Begin Records supplied

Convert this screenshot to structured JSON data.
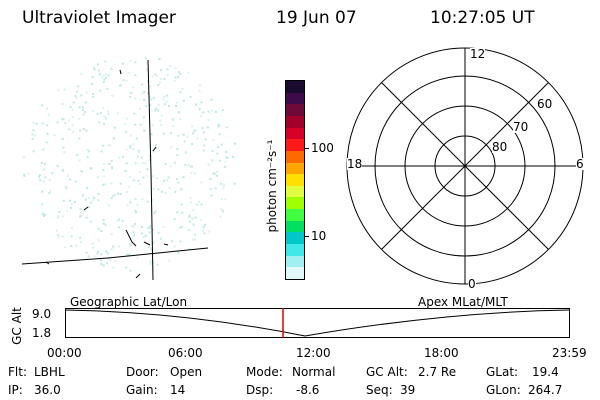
{
  "header": {
    "title": "Ultraviolet Imager",
    "date": "19 Jun 07",
    "time": "10:27:05 UT"
  },
  "colorbar": {
    "unit_label": "photon cm⁻²s⁻¹",
    "ticks": [
      "100",
      "10"
    ],
    "colors": [
      "#1a0a2e",
      "#3d0a4a",
      "#6e0a3a",
      "#a0002a",
      "#d4002a",
      "#ff1a1a",
      "#ff6a00",
      "#ffa500",
      "#ffe000",
      "#e0ff40",
      "#a0ff00",
      "#40ff40",
      "#00e060",
      "#00c8c8",
      "#40e8e8",
      "#a0f0f0",
      "#e0f8f8"
    ]
  },
  "polar_plot": {
    "labels": {
      "top": "12",
      "bottom": "0",
      "left": "18",
      "right": "6",
      "rings": [
        "60",
        "70",
        "80"
      ]
    }
  },
  "timeline": {
    "axis_label": "GC Alt",
    "y_ticks": [
      "9.0",
      "1.8"
    ],
    "left_caption": "Geographic Lat/Lon",
    "right_caption": "Apex MLat/MLT",
    "x_ticks": [
      "00:00",
      "06:00",
      "12:00",
      "18:00",
      "23:59"
    ],
    "current_marker_color": "#e00000"
  },
  "info": {
    "flt_label": "Flt:",
    "flt_value": "LBHL",
    "ip_label": "IP:",
    "ip_value": "36.0",
    "door_label": "Door:",
    "door_value": "Open",
    "gain_label": "Gain:",
    "gain_value": "14",
    "mode_label": "Mode:",
    "mode_value": "Normal",
    "dsp_label": "Dsp:",
    "dsp_value": "-8.6",
    "gcalt_label": "GC Alt:",
    "gcalt_value": "2.7 Re",
    "seq_label": "Seq:",
    "seq_value": "39",
    "glat_label": "GLat:",
    "glat_value": "19.4",
    "glon_label": "GLon:",
    "glon_value": "264.7"
  }
}
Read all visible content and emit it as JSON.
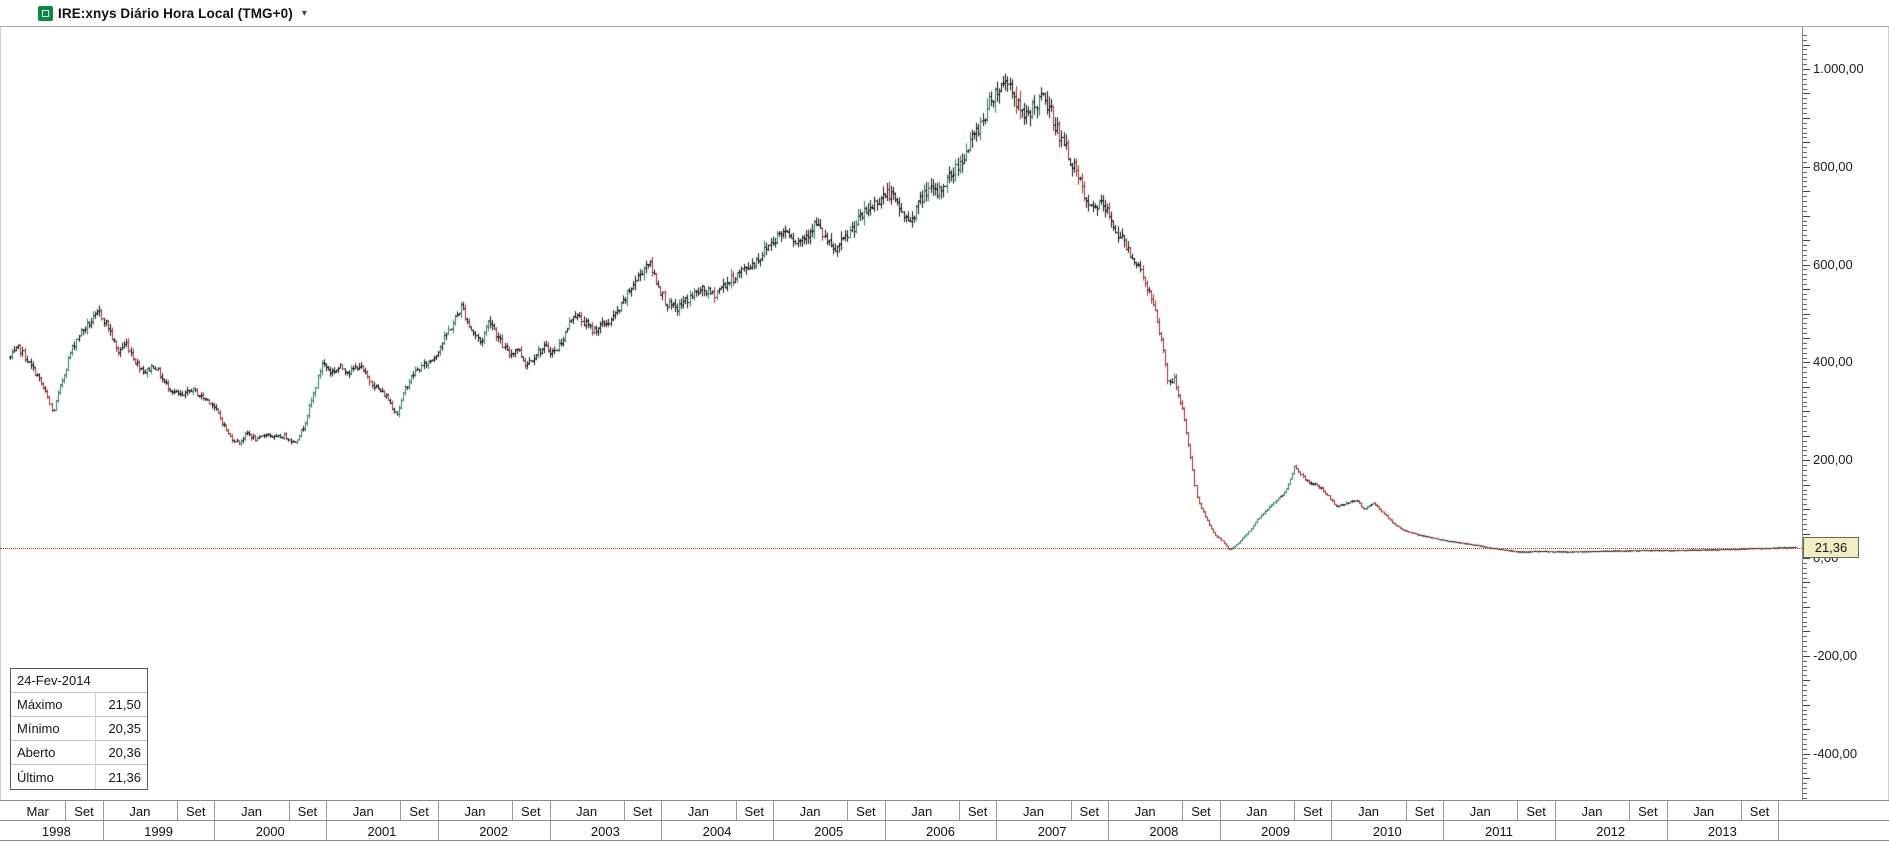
{
  "window": {
    "title": "IRE:xnys Diário Hora Local (TMG+0)"
  },
  "icons": {
    "dropdown_caret": "▾"
  },
  "last_price_tag": "21,36",
  "info_box": {
    "date": "24-Fev-2014",
    "rows": [
      {
        "label": "Máximo",
        "value": "21,50"
      },
      {
        "label": "Mínimo",
        "value": "20,35"
      },
      {
        "label": "Aberto",
        "value": "20,36"
      },
      {
        "label": "Último",
        "value": "21,36"
      }
    ]
  },
  "chart_data": {
    "type": "candlestick",
    "title": "IRE:xnys Diário Hora Local (TMG+0)",
    "x_range_years": [
      1998.17,
      2014.15
    ],
    "last": {
      "date": "24-Fev-2014",
      "high": 21.5,
      "low": 20.35,
      "open": 20.36,
      "close": 21.36
    },
    "colors": {
      "up": "#2e7d6e",
      "down": "#9e2f2f",
      "neutral": "#141414",
      "last_price_line": "#d82b00"
    },
    "y_axis": {
      "visible_range": [
        -400,
        1000
      ],
      "ticks": [
        {
          "value": 1000,
          "label": "1.000,00"
        },
        {
          "value": 800,
          "label": "800,00"
        },
        {
          "value": 600,
          "label": "600,00"
        },
        {
          "value": 400,
          "label": "400,00"
        },
        {
          "value": 200,
          "label": "200,00"
        },
        {
          "value": 0,
          "label": "0,00"
        },
        {
          "value": -200,
          "label": "-200,00"
        },
        {
          "value": -400,
          "label": "-400,00"
        }
      ]
    },
    "x_axis": {
      "month_labels": [
        "Mar",
        "Set",
        "Jan",
        "Set",
        "Jan",
        "Set",
        "Jan",
        "Set",
        "Jan",
        "Set",
        "Jan",
        "Set",
        "Jan",
        "Set",
        "Jan",
        "Set",
        "Jan",
        "Set",
        "Jan",
        "Set",
        "Jan",
        "Set",
        "Jan",
        "Set",
        "Jan",
        "Set",
        "Jan",
        "Set",
        "Jan",
        "Set",
        "Jan",
        "Set"
      ],
      "month_boundaries": [
        1998.17,
        1998.665,
        1999,
        1999.665,
        2000,
        2000.665,
        2001,
        2001.665,
        2002,
        2002.665,
        2003,
        2003.665,
        2004,
        2004.665,
        2005,
        2005.665,
        2006,
        2006.665,
        2007,
        2007.665,
        2008,
        2008.665,
        2009,
        2009.665,
        2010,
        2010.665,
        2011,
        2011.665,
        2012,
        2012.665,
        2013,
        2013.665,
        2014
      ],
      "years": [
        "1998",
        "1999",
        "2000",
        "2001",
        "2002",
        "2003",
        "2004",
        "2005",
        "2006",
        "2007",
        "2008",
        "2009",
        "2010",
        "2011",
        "2012",
        "2013"
      ]
    },
    "series_anchors": [
      [
        1998.17,
        410
      ],
      [
        1998.25,
        430
      ],
      [
        1998.33,
        400
      ],
      [
        1998.42,
        370
      ],
      [
        1998.5,
        330
      ],
      [
        1998.55,
        295
      ],
      [
        1998.63,
        360
      ],
      [
        1998.71,
        420
      ],
      [
        1998.79,
        460
      ],
      [
        1998.88,
        480
      ],
      [
        1998.97,
        502
      ],
      [
        1999.05,
        470
      ],
      [
        1999.13,
        420
      ],
      [
        1999.21,
        440
      ],
      [
        1999.29,
        400
      ],
      [
        1999.38,
        380
      ],
      [
        1999.46,
        395
      ],
      [
        1999.54,
        360
      ],
      [
        1999.63,
        340
      ],
      [
        1999.71,
        330
      ],
      [
        1999.79,
        345
      ],
      [
        1999.88,
        330
      ],
      [
        1999.96,
        320
      ],
      [
        2000.04,
        290
      ],
      [
        2000.13,
        250
      ],
      [
        2000.21,
        235
      ],
      [
        2000.29,
        255
      ],
      [
        2000.38,
        240
      ],
      [
        2000.46,
        255
      ],
      [
        2000.54,
        245
      ],
      [
        2000.63,
        250
      ],
      [
        2000.71,
        235
      ],
      [
        2000.79,
        265
      ],
      [
        2000.88,
        330
      ],
      [
        2000.96,
        400
      ],
      [
        2001.04,
        380
      ],
      [
        2001.13,
        390
      ],
      [
        2001.21,
        380
      ],
      [
        2001.29,
        395
      ],
      [
        2001.38,
        365
      ],
      [
        2001.46,
        345
      ],
      [
        2001.54,
        330
      ],
      [
        2001.63,
        295
      ],
      [
        2001.71,
        350
      ],
      [
        2001.79,
        380
      ],
      [
        2001.88,
        395
      ],
      [
        2001.96,
        410
      ],
      [
        2002.04,
        440
      ],
      [
        2002.13,
        480
      ],
      [
        2002.21,
        515
      ],
      [
        2002.29,
        470
      ],
      [
        2002.38,
        440
      ],
      [
        2002.46,
        490
      ],
      [
        2002.54,
        450
      ],
      [
        2002.63,
        415
      ],
      [
        2002.71,
        430
      ],
      [
        2002.79,
        395
      ],
      [
        2002.88,
        420
      ],
      [
        2002.96,
        430
      ],
      [
        2003.04,
        420
      ],
      [
        2003.13,
        455
      ],
      [
        2003.21,
        500
      ],
      [
        2003.29,
        485
      ],
      [
        2003.38,
        465
      ],
      [
        2003.46,
        475
      ],
      [
        2003.54,
        485
      ],
      [
        2003.63,
        510
      ],
      [
        2003.71,
        545
      ],
      [
        2003.79,
        575
      ],
      [
        2003.88,
        607
      ],
      [
        2003.96,
        565
      ],
      [
        2004.04,
        520
      ],
      [
        2004.13,
        508
      ],
      [
        2004.21,
        525
      ],
      [
        2004.29,
        540
      ],
      [
        2004.38,
        548
      ],
      [
        2004.46,
        538
      ],
      [
        2004.54,
        555
      ],
      [
        2004.63,
        570
      ],
      [
        2004.71,
        585
      ],
      [
        2004.79,
        598
      ],
      [
        2004.88,
        615
      ],
      [
        2004.96,
        640
      ],
      [
        2005.04,
        660
      ],
      [
        2005.13,
        673
      ],
      [
        2005.21,
        645
      ],
      [
        2005.29,
        660
      ],
      [
        2005.38,
        685
      ],
      [
        2005.46,
        655
      ],
      [
        2005.54,
        625
      ],
      [
        2005.63,
        648
      ],
      [
        2005.71,
        675
      ],
      [
        2005.79,
        698
      ],
      [
        2005.88,
        718
      ],
      [
        2005.96,
        738
      ],
      [
        2006.04,
        746
      ],
      [
        2006.13,
        715
      ],
      [
        2006.21,
        685
      ],
      [
        2006.29,
        718
      ],
      [
        2006.38,
        755
      ],
      [
        2006.46,
        742
      ],
      [
        2006.54,
        768
      ],
      [
        2006.63,
        795
      ],
      [
        2006.71,
        825
      ],
      [
        2006.79,
        858
      ],
      [
        2006.88,
        900
      ],
      [
        2006.96,
        945
      ],
      [
        2007.04,
        965
      ],
      [
        2007.1,
        980
      ],
      [
        2007.17,
        935
      ],
      [
        2007.25,
        895
      ],
      [
        2007.33,
        925
      ],
      [
        2007.42,
        940
      ],
      [
        2007.5,
        905
      ],
      [
        2007.58,
        855
      ],
      [
        2007.67,
        810
      ],
      [
        2007.75,
        765
      ],
      [
        2007.83,
        710
      ],
      [
        2007.92,
        725
      ],
      [
        2008.0,
        705
      ],
      [
        2008.08,
        665
      ],
      [
        2008.17,
        635
      ],
      [
        2008.25,
        605
      ],
      [
        2008.33,
        565
      ],
      [
        2008.42,
        500
      ],
      [
        2008.5,
        420
      ],
      [
        2008.54,
        350
      ],
      [
        2008.58,
        370
      ],
      [
        2008.63,
        330
      ],
      [
        2008.67,
        295
      ],
      [
        2008.71,
        245
      ],
      [
        2008.75,
        185
      ],
      [
        2008.79,
        125
      ],
      [
        2008.83,
        100
      ],
      [
        2008.88,
        80
      ],
      [
        2008.92,
        60
      ],
      [
        2008.96,
        45
      ],
      [
        2009.0,
        40
      ],
      [
        2009.08,
        16
      ],
      [
        2009.17,
        32
      ],
      [
        2009.25,
        52
      ],
      [
        2009.33,
        78
      ],
      [
        2009.42,
        98
      ],
      [
        2009.5,
        118
      ],
      [
        2009.58,
        135
      ],
      [
        2009.63,
        160
      ],
      [
        2009.67,
        193
      ],
      [
        2009.71,
        172
      ],
      [
        2009.79,
        155
      ],
      [
        2009.88,
        148
      ],
      [
        2009.96,
        128
      ],
      [
        2010.04,
        105
      ],
      [
        2010.13,
        112
      ],
      [
        2010.21,
        118
      ],
      [
        2010.29,
        100
      ],
      [
        2010.38,
        112
      ],
      [
        2010.46,
        92
      ],
      [
        2010.54,
        72
      ],
      [
        2010.63,
        58
      ],
      [
        2010.71,
        52
      ],
      [
        2010.79,
        46
      ],
      [
        2010.88,
        42
      ],
      [
        2010.96,
        38
      ],
      [
        2011.04,
        34
      ],
      [
        2011.17,
        30
      ],
      [
        2011.29,
        26
      ],
      [
        2011.42,
        20
      ],
      [
        2011.54,
        16
      ],
      [
        2011.67,
        12
      ],
      [
        2011.79,
        13
      ],
      [
        2011.92,
        13
      ],
      [
        2012.04,
        12
      ],
      [
        2012.29,
        13
      ],
      [
        2012.54,
        14
      ],
      [
        2012.79,
        15
      ],
      [
        2013.04,
        15
      ],
      [
        2013.29,
        16
      ],
      [
        2013.54,
        17
      ],
      [
        2013.79,
        19
      ],
      [
        2014.0,
        20
      ],
      [
        2014.08,
        21
      ],
      [
        2014.15,
        21.36
      ]
    ]
  }
}
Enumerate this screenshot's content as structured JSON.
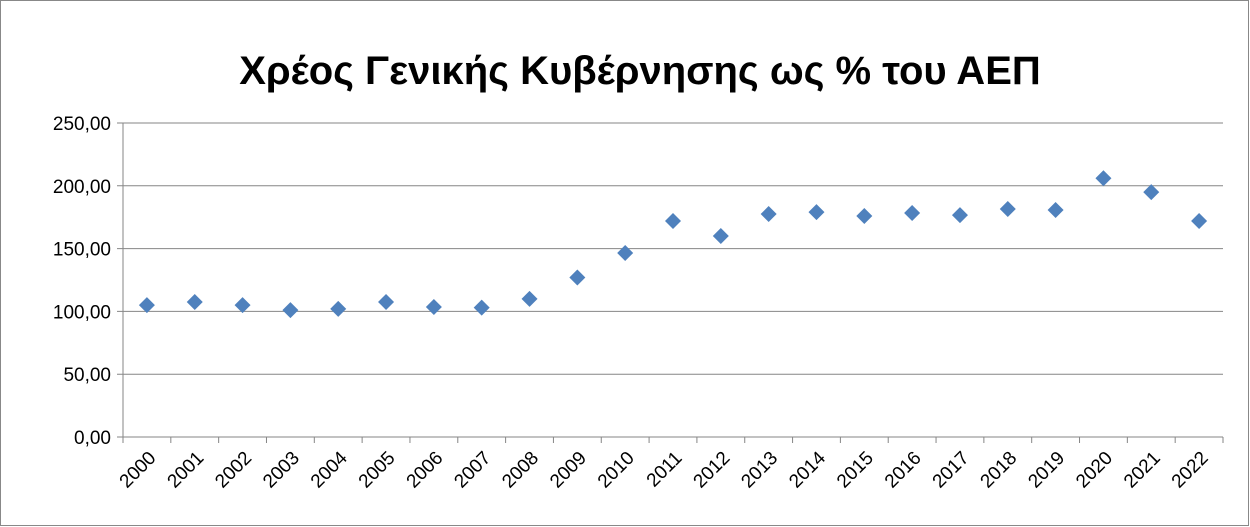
{
  "chart_data": {
    "type": "line",
    "title": "Χρέος Γενικής Κυβέρνησης ως % του ΑΕΠ",
    "categories": [
      "2000",
      "2001",
      "2002",
      "2003",
      "2004",
      "2005",
      "2006",
      "2007",
      "2008",
      "2009",
      "2010",
      "2011",
      "2012",
      "2013",
      "2014",
      "2015",
      "2016",
      "2017",
      "2018",
      "2019",
      "2020",
      "2021",
      "2022"
    ],
    "series": [
      {
        "color": "#4f81bd",
        "values": [
          105,
          107.5,
          105,
          101,
          102,
          107.5,
          103.5,
          103,
          110,
          127,
          146.5,
          172,
          160,
          177.5,
          179,
          176,
          178.3,
          176.7,
          181.5,
          180.7,
          206,
          195,
          172
        ]
      }
    ],
    "ylim": [
      0,
      250
    ],
    "yticks": [
      {
        "value": 0,
        "label": "0,00"
      },
      {
        "value": 50,
        "label": "50,00"
      },
      {
        "value": 100,
        "label": "100,00"
      },
      {
        "value": 150,
        "label": "150,00"
      },
      {
        "value": 200,
        "label": "200,00"
      },
      {
        "value": 250,
        "label": "250,00"
      }
    ],
    "grid": true
  }
}
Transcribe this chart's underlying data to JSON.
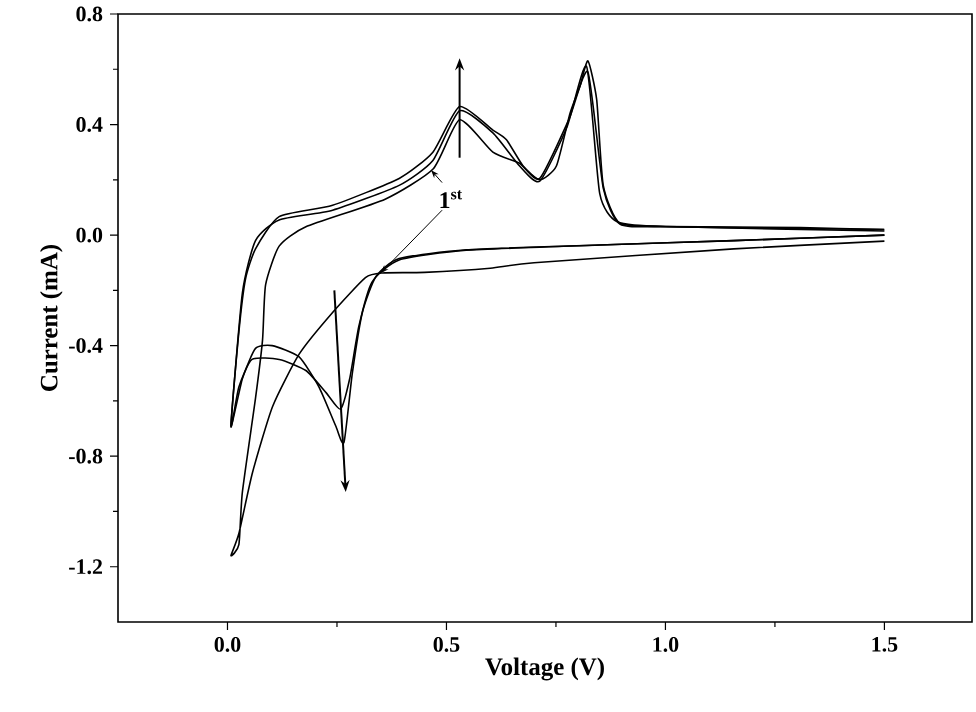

End Records supplied

→ **Directions**: Search the entries for the word "JSON" and gather every line where it appears.

→ **Response for this exercise**:
Convert this screenshot to structured JSON data.
Read all visible content and emit it as JSON.
Enumerate this screenshot's content as structured JSON.
Transcribe this chart's underlying data to JSON.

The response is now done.